» BRIEF
Write out the data again in full, exactly as it reads.

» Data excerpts

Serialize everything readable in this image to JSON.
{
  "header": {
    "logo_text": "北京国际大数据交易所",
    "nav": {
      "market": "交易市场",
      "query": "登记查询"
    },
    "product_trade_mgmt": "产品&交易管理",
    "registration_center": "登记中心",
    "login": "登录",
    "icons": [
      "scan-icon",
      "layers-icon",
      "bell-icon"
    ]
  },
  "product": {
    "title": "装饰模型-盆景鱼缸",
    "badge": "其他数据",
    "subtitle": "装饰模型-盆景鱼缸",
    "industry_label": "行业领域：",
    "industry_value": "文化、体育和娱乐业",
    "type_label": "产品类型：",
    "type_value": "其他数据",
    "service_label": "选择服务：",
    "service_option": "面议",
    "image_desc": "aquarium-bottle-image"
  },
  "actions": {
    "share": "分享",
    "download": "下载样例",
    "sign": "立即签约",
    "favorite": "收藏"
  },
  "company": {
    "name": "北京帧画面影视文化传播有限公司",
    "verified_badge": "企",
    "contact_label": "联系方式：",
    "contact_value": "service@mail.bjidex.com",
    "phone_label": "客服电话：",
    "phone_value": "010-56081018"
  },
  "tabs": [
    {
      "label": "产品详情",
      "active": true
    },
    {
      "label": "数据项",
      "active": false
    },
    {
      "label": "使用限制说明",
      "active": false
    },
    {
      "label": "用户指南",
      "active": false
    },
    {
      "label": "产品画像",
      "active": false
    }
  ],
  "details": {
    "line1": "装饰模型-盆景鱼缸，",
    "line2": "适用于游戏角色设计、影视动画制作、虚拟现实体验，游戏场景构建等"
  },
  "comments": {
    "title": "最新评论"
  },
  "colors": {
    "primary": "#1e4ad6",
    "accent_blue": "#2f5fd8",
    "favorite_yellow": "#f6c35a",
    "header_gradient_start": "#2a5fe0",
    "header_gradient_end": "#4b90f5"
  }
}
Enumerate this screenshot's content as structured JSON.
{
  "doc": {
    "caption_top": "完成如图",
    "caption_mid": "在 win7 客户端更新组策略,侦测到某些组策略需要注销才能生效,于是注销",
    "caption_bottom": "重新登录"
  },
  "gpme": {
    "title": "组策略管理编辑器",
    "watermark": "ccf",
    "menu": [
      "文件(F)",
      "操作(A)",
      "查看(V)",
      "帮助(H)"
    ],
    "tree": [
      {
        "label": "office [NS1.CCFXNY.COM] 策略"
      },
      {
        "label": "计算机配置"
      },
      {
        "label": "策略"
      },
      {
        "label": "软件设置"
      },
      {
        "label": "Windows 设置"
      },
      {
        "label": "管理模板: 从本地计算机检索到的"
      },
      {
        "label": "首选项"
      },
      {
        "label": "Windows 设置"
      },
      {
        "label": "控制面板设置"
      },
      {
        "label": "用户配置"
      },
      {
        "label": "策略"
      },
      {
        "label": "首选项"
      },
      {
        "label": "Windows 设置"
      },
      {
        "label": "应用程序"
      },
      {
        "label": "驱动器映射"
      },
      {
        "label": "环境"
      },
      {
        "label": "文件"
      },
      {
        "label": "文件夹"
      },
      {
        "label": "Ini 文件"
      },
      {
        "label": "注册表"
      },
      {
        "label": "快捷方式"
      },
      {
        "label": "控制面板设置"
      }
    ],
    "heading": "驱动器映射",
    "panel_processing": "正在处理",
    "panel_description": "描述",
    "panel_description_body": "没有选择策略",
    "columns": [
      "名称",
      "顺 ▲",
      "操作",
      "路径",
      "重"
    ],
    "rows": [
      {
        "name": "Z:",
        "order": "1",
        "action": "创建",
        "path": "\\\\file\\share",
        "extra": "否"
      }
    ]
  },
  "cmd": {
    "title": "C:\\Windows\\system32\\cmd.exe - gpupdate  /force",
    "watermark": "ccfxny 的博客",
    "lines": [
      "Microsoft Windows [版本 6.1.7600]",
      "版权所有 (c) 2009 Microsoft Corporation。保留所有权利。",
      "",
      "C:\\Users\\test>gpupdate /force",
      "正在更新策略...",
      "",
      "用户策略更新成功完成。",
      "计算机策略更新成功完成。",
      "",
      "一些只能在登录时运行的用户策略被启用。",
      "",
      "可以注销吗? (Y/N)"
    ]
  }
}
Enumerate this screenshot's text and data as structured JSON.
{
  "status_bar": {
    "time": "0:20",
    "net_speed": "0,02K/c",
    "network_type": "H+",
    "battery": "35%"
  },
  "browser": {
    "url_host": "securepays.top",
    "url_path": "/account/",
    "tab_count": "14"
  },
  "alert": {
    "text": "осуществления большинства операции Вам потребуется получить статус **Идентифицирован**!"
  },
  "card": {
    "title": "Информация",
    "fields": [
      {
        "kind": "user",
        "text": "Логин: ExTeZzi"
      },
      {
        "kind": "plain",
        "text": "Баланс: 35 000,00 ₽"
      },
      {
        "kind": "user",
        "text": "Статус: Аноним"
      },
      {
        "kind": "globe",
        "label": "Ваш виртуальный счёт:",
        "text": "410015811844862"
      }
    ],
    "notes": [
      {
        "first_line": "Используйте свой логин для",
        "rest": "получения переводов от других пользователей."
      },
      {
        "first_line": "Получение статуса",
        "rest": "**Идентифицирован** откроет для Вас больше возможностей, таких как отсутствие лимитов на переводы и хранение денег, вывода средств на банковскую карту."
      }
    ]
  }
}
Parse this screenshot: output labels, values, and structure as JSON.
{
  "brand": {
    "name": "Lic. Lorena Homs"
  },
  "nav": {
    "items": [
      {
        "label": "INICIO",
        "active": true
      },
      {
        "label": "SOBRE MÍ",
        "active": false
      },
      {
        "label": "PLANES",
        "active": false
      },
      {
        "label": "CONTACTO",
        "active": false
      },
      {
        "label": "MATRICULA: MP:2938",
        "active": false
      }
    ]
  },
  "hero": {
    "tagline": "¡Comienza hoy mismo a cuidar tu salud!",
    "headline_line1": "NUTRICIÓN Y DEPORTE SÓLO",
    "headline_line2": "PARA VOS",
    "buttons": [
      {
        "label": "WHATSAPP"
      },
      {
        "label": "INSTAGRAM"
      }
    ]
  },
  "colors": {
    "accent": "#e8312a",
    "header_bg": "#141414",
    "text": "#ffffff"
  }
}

» RESPONSE BELOW
Serialize everything readable in this image to JSON.
{
  "header": {
    "logo_text": "北京国际大数据交易所",
    "nav": {
      "market": "交易市场",
      "query": "登记查询"
    },
    "product_trade_mgmt": "产品&交易管理",
    "registration_center": "登记中心",
    "login": "登录",
    "icons": [
      "scan-icon",
      "layers-icon",
      "bell-icon"
    ]
  },
  "product": {
    "title": "装饰模型-盆景鱼缸",
    "badge": "其他数据",
    "subtitle": "装饰模型-盆景鱼缸",
    "industry_label": "行业领域：",
    "industry_value": "文化、体育和娱乐业",
    "type_label": "产品类型：",
    "type_value": "其他数据",
    "service_label": "选择服务：",
    "service_option": "面议",
    "image_desc": "aquarium-bottle-image"
  },
  "actions": {
    "share": "分享",
    "download": "下载样例",
    "sign": "立即签约",
    "favorite": "收藏"
  },
  "company": {
    "name": "北京帧画面影视文化传播有限公司",
    "verified_badge": "企",
    "contact_label": "联系方式：",
    "contact_value": "service@mail.bjidex.com",
    "phone_label": "客服电话：",
    "phone_value": "010-56081018"
  },
  "tabs": [
    {
      "label": "产品详情",
      "active": true
    },
    {
      "label": "数据项",
      "active": false
    },
    {
      "label": "使用限制说明",
      "active": false
    },
    {
      "label": "用户指南",
      "active": false
    },
    {
      "label": "产品画像",
      "active": false
    }
  ],
  "details": {
    "line1": "装饰模型-盆景鱼缸，",
    "line2": "适用于游戏角色设计、影视动画制作、虚拟现实体验，游戏场景构建等"
  },
  "comments": {
    "title": "最新评论"
  },
  "colors": {
    "primary": "#1e4ad6",
    "accent_blue": "#2f5fd8",
    "favorite_yellow": "#f6c35a",
    "header_gradient_start": "#2a5fe0",
    "header_gradient_end": "#4b90f5"
  }
}
Enumerate this screenshot's content as structured JSON.
{
  "doc": {
    "caption_top": "完成如图",
    "caption_mid": "在 win7 客户端更新组策略,侦测到某些组策略需要注销才能生效,于是注销",
    "caption_bottom": "重新登录"
  },
  "gpme": {
    "title": "组策略管理编辑器",
    "watermark": "ccf",
    "menu": [
      "文件(F)",
      "操作(A)",
      "查看(V)",
      "帮助(H)"
    ],
    "tree": [
      {
        "label": "office [NS1.CCFXNY.COM] 策略"
      },
      {
        "label": "计算机配置"
      },
      {
        "label": "策略"
      },
      {
        "label": "软件设置"
      },
      {
        "label": "Windows 设置"
      },
      {
        "label": "管理模板: 从本地计算机检索到的"
      },
      {
        "label": "首选项"
      },
      {
        "label": "Windows 设置"
      },
      {
        "label": "控制面板设置"
      },
      {
        "label": "用户配置"
      },
      {
        "label": "策略"
      },
      {
        "label": "首选项"
      },
      {
        "label": "Windows 设置"
      },
      {
        "label": "应用程序"
      },
      {
        "label": "驱动器映射"
      },
      {
        "label": "环境"
      },
      {
        "label": "文件"
      },
      {
        "label": "文件夹"
      },
      {
        "label": "Ini 文件"
      },
      {
        "label": "注册表"
      },
      {
        "label": "快捷方式"
      },
      {
        "label": "控制面板设置"
      }
    ],
    "heading": "驱动器映射",
    "panel_processing": "正在处理",
    "panel_description": "描述",
    "panel_description_body": "没有选择策略",
    "columns": [
      "名称",
      "顺 ▲",
      "操作",
      "路径",
      "重"
    ],
    "rows": [
      {
        "name": "Z:",
        "order": "1",
        "action": "创建",
        "path": "\\\\file\\share",
        "extra": "否"
      }
    ]
  },
  "cmd": {
    "title": "C:\\Windows\\system32\\cmd.exe - gpupdate  /force",
    "watermark": "ccfxny 的博客",
    "lines": [
      "Microsoft Windows [版本 6.1.7600]",
      "版权所有 (c) 2009 Microsoft Corporation。保留所有权利。",
      "",
      "C:\\Users\\test>gpupdate /force",
      "正在更新策略...",
      "",
      "用户策略更新成功完成。",
      "计算机策略更新成功完成。",
      "",
      "一些只能在登录时运行的用户策略被启用。",
      "",
      "可以注销吗? (Y/N)"
    ]
  }
}
Enumerate this screenshot's text and data as structured JSON.
{
  "status_bar": {
    "time": "0:20",
    "net_speed": "0,02K/c",
    "network_type": "H+",
    "battery": "35%"
  },
  "browser": {
    "url_host": "securepays.top",
    "url_path": "/account/",
    "tab_count": "14"
  },
  "alert": {
    "text": "осуществления большинства операции Вам потребуется получить статус **Идентифицирован**!"
  },
  "card": {
    "title": "Информация",
    "fields": [
      {
        "kind": "user",
        "text": "Логин: ExTeZzi"
      },
      {
        "kind": "plain",
        "text": "Баланс: 35 000,00 ₽"
      },
      {
        "kind": "user",
        "text": "Статус: Аноним"
      },
      {
        "kind": "globe",
        "label": "Ваш виртуальный счёт:",
        "text": "410015811844862"
      }
    ],
    "notes": [
      {
        "first_line": "Используйте свой логин для",
        "rest": "получения переводов от других пользователей."
      },
      {
        "first_line": "Получение статуса",
        "rest": "**Идентифицирован** откроет для Вас больше возможностей, таких как отсутствие лимитов на переводы и хранение денег, вывода средств на банковскую карту."
      }
    ]
  }
}
Parse this screenshot: output labels, values, and structure as JSON.
{
  "brand": {
    "name": "Lic. Lorena Homs"
  },
  "nav": {
    "items": [
      {
        "label": "INICIO",
        "active": true
      },
      {
        "label": "SOBRE MÍ",
        "active": false
      },
      {
        "label": "PLANES",
        "active": false
      },
      {
        "label": "CONTACTO",
        "active": false
      },
      {
        "label": "MATRICULA: MP:2938",
        "active": false
      }
    ]
  },
  "hero": {
    "tagline": "¡Comienza hoy mismo a cuidar tu salud!",
    "headline_line1": "NUTRICIÓN Y DEPORTE SÓLO",
    "headline_line2": "PARA VOS",
    "buttons": [
      {
        "label": "WHATSAPP"
      },
      {
        "label": "INSTAGRAM"
      }
    ]
  },
  "colors": {
    "accent": "#e8312a",
    "header_bg": "#141414",
    "text": "#ffffff"
  }
}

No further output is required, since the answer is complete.